--- START OF Records supplied ---
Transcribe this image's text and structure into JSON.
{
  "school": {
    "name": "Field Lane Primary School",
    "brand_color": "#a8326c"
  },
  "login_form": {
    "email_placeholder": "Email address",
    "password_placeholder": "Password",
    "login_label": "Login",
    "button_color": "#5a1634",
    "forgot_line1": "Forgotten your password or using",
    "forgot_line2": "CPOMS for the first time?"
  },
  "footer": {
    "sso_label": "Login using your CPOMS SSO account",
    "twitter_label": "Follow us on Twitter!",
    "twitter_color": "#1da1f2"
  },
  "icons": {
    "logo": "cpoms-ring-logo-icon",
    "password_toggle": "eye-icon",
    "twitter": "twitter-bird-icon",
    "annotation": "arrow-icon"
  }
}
--- END OF Records supplied ---
• _Required task_: Quote all the records. Keep every word exact.

• _Answer to the task_:
Transcribe this image's text and structure into JSON.
{
  "school": {
    "name": "Field Lane Primary School",
    "brand_color": "#a8326c"
  },
  "login_form": {
    "email_placeholder": "Email address",
    "password_placeholder": "Password",
    "login_label": "Login",
    "button_color": "#5a1634",
    "forgot_line1": "Forgotten your password or using",
    "forgot_line2": "CPOMS for the first time?"
  },
  "footer": {
    "sso_label": "Login using your CPOMS SSO account",
    "twitter_label": "Follow us on Twitter!",
    "twitter_color": "#1da1f2"
  },
  "icons": {
    "logo": "cpoms-ring-logo-icon",
    "password_toggle": "eye-icon",
    "twitter": "twitter-bird-icon",
    "annotation": "arrow-icon"
  }
}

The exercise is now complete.